→ INPUT RECORDS
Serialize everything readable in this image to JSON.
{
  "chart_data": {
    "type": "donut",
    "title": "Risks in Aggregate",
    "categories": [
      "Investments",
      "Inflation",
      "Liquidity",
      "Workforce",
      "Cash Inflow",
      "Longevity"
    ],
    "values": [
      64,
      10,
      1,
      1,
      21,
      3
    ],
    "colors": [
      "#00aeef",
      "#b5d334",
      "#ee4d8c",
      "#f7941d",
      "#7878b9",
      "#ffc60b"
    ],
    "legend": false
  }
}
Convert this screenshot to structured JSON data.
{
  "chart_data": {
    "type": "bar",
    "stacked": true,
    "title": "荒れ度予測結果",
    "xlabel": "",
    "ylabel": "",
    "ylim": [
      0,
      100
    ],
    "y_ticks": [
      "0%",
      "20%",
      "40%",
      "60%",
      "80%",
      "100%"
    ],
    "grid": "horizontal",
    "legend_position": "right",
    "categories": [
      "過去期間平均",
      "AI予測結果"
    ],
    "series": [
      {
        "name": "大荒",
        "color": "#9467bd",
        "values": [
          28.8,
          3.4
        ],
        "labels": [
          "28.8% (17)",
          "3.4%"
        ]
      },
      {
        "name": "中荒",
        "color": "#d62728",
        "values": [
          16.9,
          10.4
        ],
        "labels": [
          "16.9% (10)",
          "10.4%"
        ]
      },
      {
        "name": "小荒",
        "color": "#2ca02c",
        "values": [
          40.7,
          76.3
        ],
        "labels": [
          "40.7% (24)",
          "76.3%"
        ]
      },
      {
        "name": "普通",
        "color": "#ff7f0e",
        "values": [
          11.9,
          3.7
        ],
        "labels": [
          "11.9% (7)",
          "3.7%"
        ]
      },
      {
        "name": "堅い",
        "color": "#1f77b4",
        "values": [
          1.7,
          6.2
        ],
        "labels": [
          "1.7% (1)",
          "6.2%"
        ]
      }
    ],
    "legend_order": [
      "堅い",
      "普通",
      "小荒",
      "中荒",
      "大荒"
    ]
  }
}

→ EXERCISE BRIEF
In the listing above, locate each line with "this" and copy it.

→ FINISHED EXERCISE
Serialize everything readable in this image to JSON.
Convert this screenshot to structured JSON data.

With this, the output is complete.